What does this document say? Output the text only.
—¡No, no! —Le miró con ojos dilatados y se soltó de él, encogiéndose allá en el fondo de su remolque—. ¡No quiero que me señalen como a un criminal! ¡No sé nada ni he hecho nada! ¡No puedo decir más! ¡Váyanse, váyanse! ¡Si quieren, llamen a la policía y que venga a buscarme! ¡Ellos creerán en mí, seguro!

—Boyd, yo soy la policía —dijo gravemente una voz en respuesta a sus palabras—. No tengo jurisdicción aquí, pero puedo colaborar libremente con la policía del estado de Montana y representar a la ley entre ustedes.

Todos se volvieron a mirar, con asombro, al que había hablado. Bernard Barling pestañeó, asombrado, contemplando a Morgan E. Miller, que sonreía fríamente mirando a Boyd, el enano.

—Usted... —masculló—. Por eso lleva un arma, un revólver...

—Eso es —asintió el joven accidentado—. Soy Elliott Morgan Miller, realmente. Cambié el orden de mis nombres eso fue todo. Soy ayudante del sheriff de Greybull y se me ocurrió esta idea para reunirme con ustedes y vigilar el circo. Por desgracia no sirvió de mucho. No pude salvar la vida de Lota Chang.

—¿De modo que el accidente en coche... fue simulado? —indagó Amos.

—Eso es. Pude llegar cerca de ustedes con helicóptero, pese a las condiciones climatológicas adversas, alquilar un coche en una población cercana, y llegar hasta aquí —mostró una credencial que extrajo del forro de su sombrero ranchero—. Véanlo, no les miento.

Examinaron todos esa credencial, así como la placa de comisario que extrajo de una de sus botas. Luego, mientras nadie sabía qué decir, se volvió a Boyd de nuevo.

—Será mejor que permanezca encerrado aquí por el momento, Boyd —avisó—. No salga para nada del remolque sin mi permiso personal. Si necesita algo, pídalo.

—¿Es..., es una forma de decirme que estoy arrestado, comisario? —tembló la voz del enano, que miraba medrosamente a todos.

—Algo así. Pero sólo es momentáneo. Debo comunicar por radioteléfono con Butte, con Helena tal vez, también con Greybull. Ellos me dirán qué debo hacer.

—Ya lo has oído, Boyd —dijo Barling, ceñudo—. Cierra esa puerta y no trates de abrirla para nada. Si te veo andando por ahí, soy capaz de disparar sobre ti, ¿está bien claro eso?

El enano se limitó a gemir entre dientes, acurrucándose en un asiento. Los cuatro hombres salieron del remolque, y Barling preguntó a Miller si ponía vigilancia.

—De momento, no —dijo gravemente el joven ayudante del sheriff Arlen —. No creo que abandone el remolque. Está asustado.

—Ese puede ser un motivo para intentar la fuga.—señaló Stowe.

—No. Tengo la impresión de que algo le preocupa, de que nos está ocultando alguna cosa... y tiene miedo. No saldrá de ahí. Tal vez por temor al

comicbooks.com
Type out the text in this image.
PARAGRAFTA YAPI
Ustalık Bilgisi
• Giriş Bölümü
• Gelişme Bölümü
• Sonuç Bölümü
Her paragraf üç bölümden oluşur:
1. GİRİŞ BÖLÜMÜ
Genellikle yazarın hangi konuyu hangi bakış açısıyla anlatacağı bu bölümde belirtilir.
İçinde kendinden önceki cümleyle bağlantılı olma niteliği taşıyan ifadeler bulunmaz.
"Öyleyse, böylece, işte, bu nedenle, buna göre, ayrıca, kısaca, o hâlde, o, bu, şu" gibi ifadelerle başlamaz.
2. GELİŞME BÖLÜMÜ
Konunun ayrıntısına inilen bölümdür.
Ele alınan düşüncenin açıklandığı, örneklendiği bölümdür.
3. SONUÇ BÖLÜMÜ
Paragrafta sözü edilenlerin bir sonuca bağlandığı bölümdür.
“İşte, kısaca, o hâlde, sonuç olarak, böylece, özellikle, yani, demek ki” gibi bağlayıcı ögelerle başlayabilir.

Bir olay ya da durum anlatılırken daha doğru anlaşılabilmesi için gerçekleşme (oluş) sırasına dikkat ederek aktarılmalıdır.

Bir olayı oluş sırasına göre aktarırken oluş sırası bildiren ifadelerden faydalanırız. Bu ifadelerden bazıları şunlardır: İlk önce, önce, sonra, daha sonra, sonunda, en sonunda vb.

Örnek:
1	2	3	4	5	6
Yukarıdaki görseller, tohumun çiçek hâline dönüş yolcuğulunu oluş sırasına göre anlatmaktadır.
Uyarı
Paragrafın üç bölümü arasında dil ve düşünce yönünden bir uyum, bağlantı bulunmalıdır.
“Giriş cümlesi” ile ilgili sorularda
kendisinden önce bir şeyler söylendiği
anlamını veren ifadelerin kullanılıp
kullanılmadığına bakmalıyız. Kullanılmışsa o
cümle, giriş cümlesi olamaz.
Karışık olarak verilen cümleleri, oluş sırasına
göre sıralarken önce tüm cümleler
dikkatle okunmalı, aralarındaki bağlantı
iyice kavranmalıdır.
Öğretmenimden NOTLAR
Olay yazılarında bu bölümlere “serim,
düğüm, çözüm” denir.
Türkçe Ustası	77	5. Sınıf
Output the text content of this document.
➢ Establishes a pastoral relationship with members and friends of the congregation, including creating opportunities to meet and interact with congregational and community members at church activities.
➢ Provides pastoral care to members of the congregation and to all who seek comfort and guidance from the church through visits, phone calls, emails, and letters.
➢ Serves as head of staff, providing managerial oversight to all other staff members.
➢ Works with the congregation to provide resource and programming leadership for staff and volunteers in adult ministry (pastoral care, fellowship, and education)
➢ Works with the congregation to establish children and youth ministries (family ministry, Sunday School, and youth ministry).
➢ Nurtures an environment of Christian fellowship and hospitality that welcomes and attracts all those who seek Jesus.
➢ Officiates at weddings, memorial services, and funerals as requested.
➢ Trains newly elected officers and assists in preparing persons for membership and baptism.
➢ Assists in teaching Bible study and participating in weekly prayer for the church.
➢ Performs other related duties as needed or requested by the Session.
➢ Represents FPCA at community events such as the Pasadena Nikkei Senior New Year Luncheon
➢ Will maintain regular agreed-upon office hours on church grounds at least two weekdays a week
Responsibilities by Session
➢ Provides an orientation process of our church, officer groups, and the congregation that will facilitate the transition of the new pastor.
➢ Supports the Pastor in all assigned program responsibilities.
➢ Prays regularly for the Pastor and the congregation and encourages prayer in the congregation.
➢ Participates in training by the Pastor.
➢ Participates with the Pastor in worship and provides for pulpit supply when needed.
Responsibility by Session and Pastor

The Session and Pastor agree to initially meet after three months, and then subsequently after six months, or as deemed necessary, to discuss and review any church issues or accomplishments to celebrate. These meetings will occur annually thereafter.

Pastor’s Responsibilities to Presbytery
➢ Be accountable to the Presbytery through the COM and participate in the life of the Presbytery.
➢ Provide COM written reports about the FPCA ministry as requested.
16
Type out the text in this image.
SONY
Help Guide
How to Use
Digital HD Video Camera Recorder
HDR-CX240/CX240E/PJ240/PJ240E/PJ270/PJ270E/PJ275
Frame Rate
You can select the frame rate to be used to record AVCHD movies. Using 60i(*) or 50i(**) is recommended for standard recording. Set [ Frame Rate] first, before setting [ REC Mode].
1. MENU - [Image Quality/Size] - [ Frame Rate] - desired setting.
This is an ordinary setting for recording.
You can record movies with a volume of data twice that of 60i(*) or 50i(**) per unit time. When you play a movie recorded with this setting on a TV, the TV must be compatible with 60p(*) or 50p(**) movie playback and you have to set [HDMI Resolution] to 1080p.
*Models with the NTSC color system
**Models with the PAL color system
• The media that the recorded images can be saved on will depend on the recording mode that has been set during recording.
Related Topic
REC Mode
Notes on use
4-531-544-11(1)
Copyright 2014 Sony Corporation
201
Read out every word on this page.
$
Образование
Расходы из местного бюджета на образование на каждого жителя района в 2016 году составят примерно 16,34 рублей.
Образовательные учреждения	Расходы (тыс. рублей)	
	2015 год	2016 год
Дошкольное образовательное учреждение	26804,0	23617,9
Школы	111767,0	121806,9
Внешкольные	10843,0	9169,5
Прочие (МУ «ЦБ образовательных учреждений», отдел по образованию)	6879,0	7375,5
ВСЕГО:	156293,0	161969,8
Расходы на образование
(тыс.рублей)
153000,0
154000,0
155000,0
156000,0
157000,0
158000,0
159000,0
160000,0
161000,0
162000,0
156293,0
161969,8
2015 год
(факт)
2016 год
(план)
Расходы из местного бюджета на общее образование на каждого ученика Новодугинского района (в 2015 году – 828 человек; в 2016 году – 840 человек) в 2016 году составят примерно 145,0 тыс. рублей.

....................

Your task: Tally how many lines in the material above hold the word "dijo". Write only that number.

Correct result: 3